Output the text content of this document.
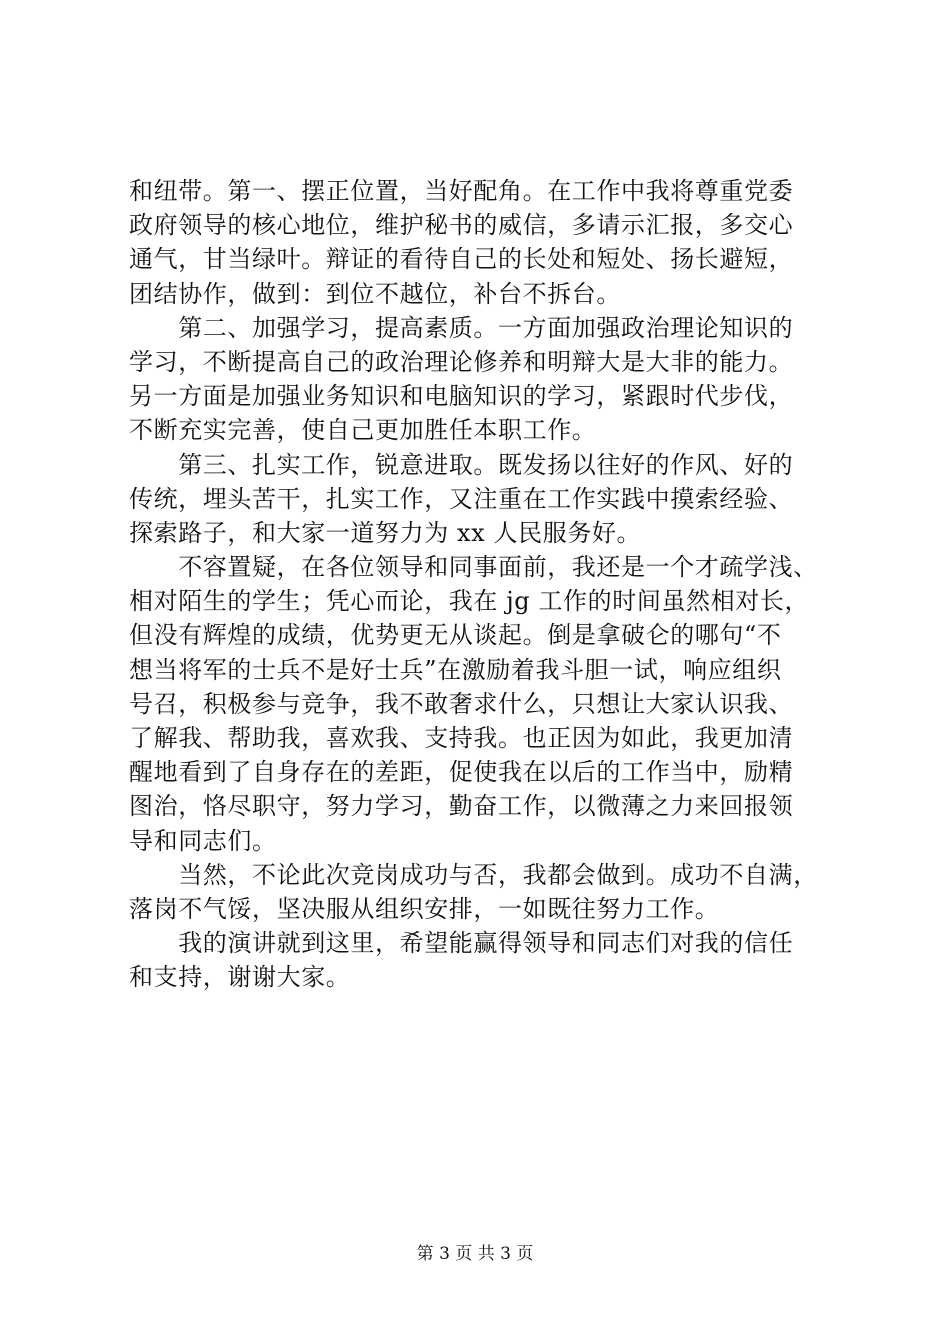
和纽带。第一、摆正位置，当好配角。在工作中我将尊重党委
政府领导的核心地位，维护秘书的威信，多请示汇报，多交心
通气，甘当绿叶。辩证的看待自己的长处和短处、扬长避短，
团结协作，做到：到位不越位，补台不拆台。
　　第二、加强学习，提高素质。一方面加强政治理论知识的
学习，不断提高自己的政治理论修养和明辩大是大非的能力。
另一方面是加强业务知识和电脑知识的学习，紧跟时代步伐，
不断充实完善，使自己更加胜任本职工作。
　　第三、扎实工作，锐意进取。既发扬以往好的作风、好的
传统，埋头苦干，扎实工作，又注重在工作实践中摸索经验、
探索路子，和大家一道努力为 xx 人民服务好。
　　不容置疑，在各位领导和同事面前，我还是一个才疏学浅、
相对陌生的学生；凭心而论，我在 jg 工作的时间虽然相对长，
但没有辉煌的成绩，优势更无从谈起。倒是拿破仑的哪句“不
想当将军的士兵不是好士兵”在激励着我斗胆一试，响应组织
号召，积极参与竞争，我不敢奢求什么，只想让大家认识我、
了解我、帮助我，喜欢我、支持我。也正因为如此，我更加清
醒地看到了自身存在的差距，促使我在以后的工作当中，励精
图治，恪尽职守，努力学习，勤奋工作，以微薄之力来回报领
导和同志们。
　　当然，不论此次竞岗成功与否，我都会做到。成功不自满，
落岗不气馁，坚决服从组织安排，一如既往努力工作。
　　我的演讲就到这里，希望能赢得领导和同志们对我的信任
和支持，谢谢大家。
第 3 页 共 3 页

=======

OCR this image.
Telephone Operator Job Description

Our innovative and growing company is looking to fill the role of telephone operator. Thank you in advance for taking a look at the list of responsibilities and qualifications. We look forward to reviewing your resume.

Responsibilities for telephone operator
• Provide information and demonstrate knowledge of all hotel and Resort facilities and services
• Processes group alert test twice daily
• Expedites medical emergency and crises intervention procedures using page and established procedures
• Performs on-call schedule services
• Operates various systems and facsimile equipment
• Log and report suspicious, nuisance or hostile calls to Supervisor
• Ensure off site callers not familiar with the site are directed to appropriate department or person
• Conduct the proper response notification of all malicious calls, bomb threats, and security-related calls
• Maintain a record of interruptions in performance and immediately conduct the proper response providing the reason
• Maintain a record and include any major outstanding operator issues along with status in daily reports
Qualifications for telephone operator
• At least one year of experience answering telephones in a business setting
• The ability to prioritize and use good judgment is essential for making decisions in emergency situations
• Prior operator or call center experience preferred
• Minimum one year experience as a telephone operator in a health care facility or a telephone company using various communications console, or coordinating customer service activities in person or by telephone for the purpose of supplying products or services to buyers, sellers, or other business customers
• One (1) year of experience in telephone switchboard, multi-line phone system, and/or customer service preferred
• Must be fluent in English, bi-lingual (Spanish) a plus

=======

● PROBLEM REQUIREMENTS
From the entries above, copy each line holding "Maintain".

● THE RESPONSE
• Maintain a record of interruptions in performance and immediately conduct the proper response providing the reason
• Maintain a record and include any major outstanding operator issues along with status in daily reports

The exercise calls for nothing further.